* _EXERCISE OBJECTIVE_: "風速時系列図" appears in how many lines of the entries? State only the number.

#### ENTRIES PROVIDED

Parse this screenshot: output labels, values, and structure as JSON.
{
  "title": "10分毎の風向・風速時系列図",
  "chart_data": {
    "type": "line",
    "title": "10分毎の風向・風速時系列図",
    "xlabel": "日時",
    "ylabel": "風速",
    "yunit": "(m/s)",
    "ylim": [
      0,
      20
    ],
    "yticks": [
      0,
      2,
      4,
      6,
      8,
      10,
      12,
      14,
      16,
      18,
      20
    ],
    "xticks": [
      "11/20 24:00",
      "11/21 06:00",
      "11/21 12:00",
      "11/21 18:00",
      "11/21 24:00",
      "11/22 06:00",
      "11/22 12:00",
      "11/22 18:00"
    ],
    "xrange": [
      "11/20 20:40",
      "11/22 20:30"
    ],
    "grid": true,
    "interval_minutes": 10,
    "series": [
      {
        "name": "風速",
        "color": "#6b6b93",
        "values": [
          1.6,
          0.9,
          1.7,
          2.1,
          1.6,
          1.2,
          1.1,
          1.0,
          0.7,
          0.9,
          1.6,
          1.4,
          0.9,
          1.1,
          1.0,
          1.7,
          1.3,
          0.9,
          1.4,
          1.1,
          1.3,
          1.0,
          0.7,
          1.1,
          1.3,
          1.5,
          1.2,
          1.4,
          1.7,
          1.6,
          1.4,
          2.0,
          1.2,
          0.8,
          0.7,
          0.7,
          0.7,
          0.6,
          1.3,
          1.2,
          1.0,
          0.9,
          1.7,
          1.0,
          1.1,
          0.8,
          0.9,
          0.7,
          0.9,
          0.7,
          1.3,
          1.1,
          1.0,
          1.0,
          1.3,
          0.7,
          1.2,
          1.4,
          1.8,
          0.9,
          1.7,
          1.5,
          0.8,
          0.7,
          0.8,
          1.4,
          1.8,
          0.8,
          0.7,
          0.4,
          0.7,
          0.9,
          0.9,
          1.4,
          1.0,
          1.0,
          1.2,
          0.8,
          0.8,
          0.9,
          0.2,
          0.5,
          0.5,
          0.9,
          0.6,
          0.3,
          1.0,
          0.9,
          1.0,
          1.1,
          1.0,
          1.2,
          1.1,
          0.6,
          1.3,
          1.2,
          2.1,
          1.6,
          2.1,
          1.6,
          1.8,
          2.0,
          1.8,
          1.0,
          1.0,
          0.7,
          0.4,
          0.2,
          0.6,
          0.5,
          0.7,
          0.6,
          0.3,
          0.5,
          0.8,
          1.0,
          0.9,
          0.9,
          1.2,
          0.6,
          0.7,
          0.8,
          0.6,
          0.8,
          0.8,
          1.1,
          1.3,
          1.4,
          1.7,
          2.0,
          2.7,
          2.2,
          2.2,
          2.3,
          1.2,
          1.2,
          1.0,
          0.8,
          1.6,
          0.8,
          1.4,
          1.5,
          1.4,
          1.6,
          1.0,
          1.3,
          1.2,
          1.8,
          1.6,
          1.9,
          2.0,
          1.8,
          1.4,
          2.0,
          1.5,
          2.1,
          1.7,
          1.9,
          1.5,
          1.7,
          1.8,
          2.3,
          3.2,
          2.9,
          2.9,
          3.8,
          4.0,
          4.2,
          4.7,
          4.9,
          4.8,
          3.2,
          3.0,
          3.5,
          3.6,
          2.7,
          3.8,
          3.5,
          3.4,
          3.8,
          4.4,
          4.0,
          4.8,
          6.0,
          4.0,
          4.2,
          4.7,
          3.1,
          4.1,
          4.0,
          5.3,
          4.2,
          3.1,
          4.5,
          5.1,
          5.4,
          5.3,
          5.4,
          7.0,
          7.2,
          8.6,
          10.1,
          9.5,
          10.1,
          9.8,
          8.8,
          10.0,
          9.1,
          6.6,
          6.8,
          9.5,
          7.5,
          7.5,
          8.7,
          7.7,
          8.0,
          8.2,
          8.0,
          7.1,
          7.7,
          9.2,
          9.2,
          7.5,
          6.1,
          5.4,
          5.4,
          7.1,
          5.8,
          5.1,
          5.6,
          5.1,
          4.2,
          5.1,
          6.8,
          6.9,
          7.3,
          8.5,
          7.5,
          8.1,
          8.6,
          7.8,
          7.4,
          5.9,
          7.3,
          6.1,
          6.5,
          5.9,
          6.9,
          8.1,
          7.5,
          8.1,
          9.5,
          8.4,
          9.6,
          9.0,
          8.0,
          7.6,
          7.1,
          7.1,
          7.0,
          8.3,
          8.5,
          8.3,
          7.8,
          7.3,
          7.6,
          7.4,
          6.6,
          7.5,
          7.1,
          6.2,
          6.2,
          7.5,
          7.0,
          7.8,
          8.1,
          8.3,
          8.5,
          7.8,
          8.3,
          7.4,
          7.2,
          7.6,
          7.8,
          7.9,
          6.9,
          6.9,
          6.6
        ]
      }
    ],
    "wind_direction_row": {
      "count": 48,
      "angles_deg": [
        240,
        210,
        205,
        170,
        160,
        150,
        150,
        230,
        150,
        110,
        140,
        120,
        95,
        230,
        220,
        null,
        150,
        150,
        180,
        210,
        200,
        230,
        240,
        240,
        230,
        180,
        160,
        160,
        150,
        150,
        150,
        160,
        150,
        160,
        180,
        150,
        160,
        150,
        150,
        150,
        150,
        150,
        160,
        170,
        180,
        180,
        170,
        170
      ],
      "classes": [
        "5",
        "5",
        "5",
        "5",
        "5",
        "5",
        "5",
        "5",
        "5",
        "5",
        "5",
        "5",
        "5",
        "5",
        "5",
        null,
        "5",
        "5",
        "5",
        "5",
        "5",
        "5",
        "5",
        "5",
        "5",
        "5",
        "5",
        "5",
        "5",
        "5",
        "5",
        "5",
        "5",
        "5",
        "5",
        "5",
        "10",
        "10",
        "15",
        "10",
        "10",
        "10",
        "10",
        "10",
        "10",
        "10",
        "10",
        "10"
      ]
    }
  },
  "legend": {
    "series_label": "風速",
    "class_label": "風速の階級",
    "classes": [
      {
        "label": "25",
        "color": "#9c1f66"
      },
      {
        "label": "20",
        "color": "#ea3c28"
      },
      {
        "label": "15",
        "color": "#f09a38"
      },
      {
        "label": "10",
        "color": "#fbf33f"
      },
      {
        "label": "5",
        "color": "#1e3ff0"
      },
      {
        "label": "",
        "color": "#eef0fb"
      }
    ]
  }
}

########

* _WORKED SOLUTION_: 2